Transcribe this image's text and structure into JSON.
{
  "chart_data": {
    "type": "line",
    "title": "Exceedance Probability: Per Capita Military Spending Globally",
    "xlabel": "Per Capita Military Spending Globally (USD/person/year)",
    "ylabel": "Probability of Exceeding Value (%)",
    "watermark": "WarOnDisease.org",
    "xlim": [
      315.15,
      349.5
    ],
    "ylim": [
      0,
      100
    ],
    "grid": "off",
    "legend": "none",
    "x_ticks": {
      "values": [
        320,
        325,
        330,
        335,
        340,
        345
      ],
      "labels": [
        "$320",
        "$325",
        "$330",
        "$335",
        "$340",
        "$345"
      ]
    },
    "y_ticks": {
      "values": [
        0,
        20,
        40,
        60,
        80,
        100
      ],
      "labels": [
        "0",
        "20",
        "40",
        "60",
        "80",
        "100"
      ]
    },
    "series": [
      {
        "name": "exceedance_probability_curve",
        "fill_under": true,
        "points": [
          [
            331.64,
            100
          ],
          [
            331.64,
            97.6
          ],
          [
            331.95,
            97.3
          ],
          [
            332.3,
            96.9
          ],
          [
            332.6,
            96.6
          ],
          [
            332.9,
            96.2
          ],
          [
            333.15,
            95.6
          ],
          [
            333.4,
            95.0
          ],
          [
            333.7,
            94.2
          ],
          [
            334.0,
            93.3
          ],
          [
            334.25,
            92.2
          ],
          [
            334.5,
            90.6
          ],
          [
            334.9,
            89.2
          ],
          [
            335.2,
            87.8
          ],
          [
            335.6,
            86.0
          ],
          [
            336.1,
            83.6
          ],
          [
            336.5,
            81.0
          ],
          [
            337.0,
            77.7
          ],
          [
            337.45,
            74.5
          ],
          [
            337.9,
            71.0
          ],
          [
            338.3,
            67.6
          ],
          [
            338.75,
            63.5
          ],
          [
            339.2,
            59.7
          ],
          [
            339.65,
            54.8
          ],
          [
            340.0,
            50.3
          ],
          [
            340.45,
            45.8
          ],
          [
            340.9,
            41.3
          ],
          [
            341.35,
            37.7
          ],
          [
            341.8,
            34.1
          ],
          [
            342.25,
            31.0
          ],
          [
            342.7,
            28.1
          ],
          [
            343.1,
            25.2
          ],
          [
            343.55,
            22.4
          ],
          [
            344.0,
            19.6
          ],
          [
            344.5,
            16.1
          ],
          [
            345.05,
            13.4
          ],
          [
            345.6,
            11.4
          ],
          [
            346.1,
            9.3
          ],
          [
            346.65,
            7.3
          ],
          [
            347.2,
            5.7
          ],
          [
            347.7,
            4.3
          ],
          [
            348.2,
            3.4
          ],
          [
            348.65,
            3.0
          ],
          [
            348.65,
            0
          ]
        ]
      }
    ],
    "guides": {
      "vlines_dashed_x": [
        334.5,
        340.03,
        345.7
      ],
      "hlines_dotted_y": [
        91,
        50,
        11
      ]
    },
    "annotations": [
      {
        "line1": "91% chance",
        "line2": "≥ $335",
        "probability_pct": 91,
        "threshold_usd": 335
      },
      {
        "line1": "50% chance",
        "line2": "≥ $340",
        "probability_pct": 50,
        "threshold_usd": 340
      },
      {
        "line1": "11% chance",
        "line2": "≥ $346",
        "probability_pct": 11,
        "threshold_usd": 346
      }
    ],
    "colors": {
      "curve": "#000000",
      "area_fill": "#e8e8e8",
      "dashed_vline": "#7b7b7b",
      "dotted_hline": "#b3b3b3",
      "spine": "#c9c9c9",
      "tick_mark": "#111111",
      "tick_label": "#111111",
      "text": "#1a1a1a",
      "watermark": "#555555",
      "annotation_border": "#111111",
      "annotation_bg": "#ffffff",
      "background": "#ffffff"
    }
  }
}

▶ [WORK TO DO] Look through the entries above; copy each line where the string "Spending" appears.

▶ [RESPONSE BELOW]
    "title": "Exceedance Probability: Per Capita Military Spending Globally",
    "xlabel": "Per Capita Military Spending Globally (USD/person/year)",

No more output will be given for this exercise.